▸ What you have to do:
Find every line in the records below that holds the word "this", and copy it out.

▸ Supplied data:
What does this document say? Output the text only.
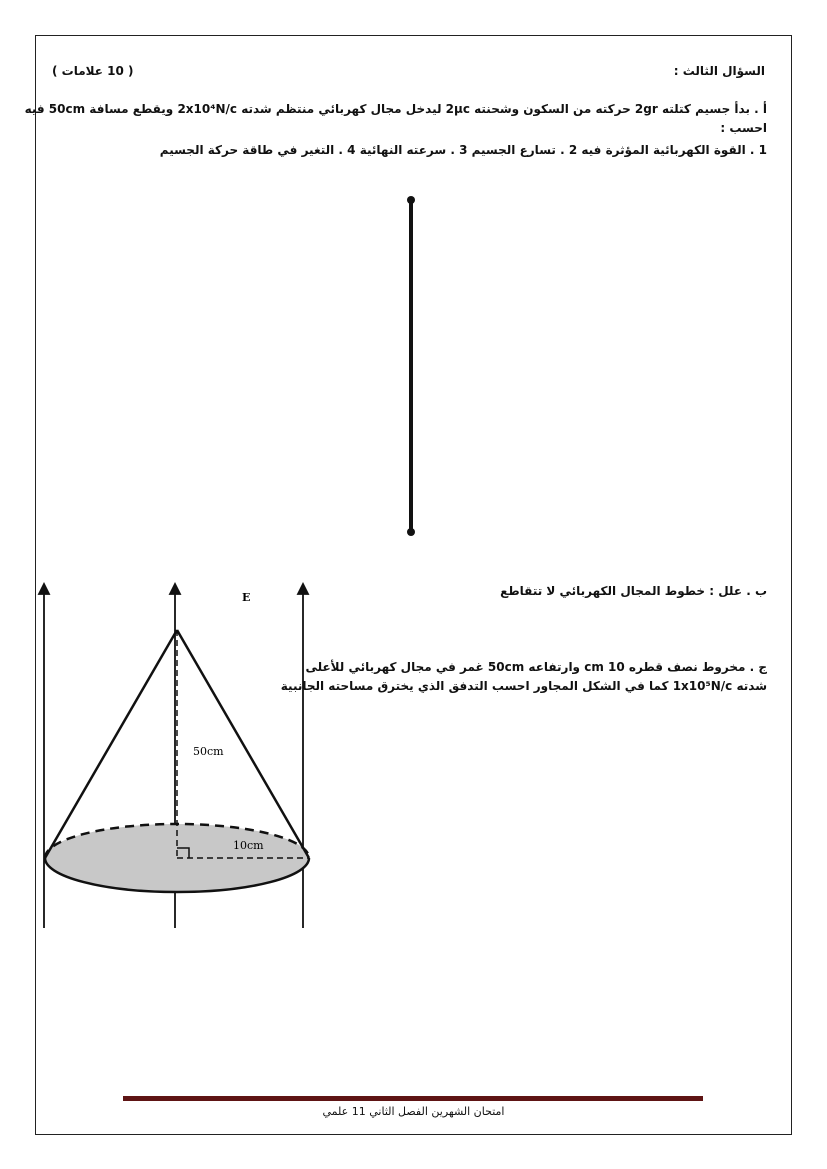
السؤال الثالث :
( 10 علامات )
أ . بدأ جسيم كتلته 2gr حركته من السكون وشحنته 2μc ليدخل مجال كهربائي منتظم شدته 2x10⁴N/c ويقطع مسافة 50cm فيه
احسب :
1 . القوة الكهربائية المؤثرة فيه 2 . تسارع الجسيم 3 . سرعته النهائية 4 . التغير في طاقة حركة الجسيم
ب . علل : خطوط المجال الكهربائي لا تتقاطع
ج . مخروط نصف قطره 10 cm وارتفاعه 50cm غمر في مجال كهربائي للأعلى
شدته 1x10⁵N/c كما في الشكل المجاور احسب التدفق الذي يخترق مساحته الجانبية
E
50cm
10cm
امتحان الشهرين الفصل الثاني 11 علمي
...
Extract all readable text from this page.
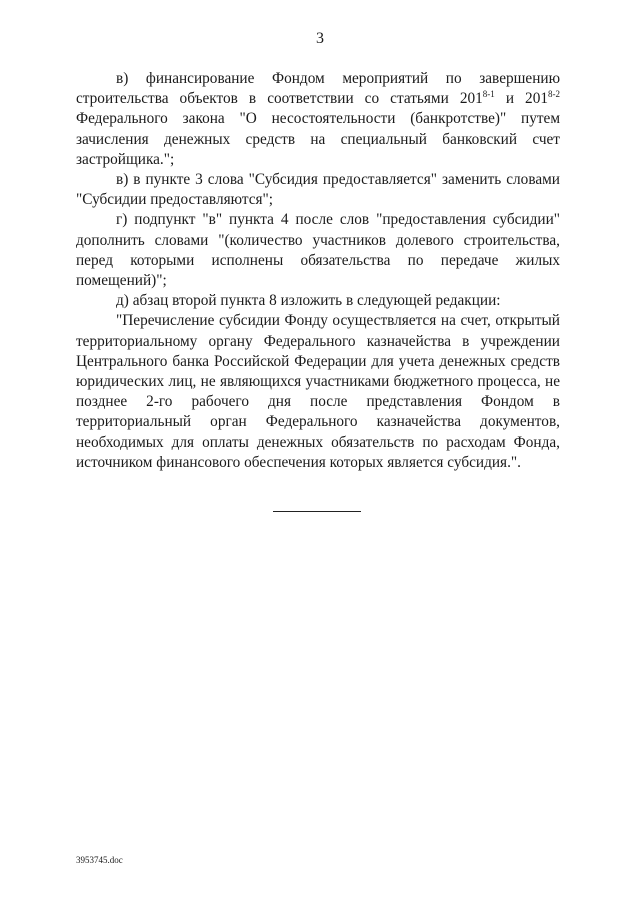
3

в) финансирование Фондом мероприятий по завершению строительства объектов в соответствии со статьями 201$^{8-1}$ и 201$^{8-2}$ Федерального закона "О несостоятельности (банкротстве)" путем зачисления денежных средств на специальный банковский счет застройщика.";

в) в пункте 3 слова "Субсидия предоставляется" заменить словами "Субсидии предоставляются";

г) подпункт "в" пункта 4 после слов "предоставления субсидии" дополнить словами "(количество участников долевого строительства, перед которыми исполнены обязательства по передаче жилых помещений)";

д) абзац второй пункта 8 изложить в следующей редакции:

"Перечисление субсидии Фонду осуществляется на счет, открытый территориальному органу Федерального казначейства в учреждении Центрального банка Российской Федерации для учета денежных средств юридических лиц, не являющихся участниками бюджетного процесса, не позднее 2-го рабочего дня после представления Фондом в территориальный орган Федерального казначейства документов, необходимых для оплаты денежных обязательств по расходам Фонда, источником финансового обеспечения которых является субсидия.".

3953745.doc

▸ Exercise output:
What does this document say? Output the text only.
Extract all readable text from this page.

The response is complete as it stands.